=== AIM ===
Transcribe the listing that follows in full, omitting pictures.
=-=-=-=-=
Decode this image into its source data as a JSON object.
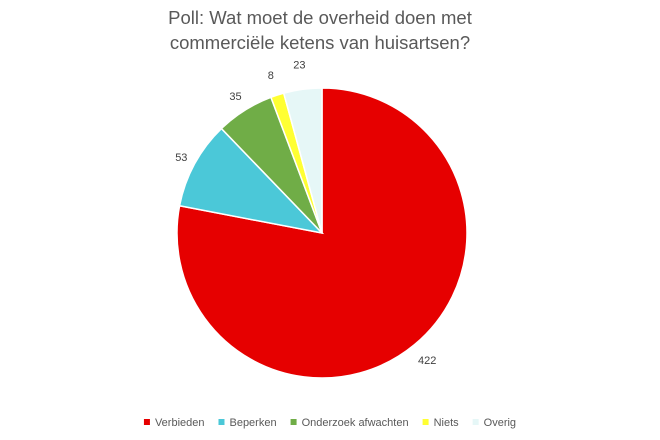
{
  "chart_data": {
    "type": "pie",
    "title_lines": [
      "Poll: Wat moet de overheid doen met",
      "commerciële ketens van huisartsen?"
    ],
    "categories": [
      "Verbieden",
      "Beperken",
      "Onderzoek afwachten",
      "Niets",
      "Overig"
    ],
    "values": [
      422,
      53,
      35,
      8,
      23
    ],
    "colors": [
      "#E60000",
      "#4BC8D8",
      "#70AD47",
      "#FFFF33",
      "#E6F7F7"
    ],
    "legend_position": "bottom"
  }
}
=-=-=-=-=
=== RESULT ===
Decode this image into its source data as a JSON object.
{
  "chart_data": {
    "type": "pie",
    "title_lines": [
      "Poll: Wat moet de overheid doen met",
      "commerciële ketens van huisartsen?"
    ],
    "categories": [
      "Verbieden",
      "Beperken",
      "Onderzoek afwachten",
      "Niets",
      "Overig"
    ],
    "values": [
      422,
      53,
      35,
      8,
      23
    ],
    "colors": [
      "#E60000",
      "#4BC8D8",
      "#70AD47",
      "#FFFF33",
      "#E6F7F7"
    ],
    "legend_position": "bottom"
  }
}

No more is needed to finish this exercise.